--- START ---

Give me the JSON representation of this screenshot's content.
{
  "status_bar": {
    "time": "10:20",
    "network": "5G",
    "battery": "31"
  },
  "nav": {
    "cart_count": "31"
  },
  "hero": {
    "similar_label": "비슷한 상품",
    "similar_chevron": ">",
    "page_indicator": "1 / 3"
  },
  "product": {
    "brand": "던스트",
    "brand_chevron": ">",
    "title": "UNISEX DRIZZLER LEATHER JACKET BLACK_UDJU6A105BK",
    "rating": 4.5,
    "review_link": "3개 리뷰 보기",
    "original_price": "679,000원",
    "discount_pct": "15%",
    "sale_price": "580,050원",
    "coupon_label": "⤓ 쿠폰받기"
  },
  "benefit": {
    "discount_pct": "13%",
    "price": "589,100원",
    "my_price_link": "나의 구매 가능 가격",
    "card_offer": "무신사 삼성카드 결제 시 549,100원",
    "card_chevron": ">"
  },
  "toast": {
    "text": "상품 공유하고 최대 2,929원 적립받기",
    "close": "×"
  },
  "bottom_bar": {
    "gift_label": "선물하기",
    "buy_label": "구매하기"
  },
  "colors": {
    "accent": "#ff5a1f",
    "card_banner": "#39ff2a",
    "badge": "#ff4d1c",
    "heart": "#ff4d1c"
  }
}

--- END ---

Using the data above, print every record exactly as shown.

Give me the JSON representation of this screenshot's content.
{
  "status_bar": {
    "time": "10:20",
    "network": "5G",
    "battery": "31"
  },
  "nav": {
    "cart_count": "31"
  },
  "hero": {
    "similar_label": "비슷한 상품",
    "similar_chevron": ">",
    "page_indicator": "1 / 3"
  },
  "product": {
    "brand": "던스트",
    "brand_chevron": ">",
    "title": "UNISEX DRIZZLER LEATHER JACKET BLACK_UDJU6A105BK",
    "rating": 4.5,
    "review_link": "3개 리뷰 보기",
    "original_price": "679,000원",
    "discount_pct": "15%",
    "sale_price": "580,050원",
    "coupon_label": "⤓ 쿠폰받기"
  },
  "benefit": {
    "discount_pct": "13%",
    "price": "589,100원",
    "my_price_link": "나의 구매 가능 가격",
    "card_offer": "무신사 삼성카드 결제 시 549,100원",
    "card_chevron": ">"
  },
  "toast": {
    "text": "상품 공유하고 최대 2,929원 적립받기",
    "close": "×"
  },
  "bottom_bar": {
    "gift_label": "선물하기",
    "buy_label": "구매하기"
  },
  "colors": {
    "accent": "#ff5a1f",
    "card_banner": "#39ff2a",
    "badge": "#ff4d1c",
    "heart": "#ff4d1c"
  }
}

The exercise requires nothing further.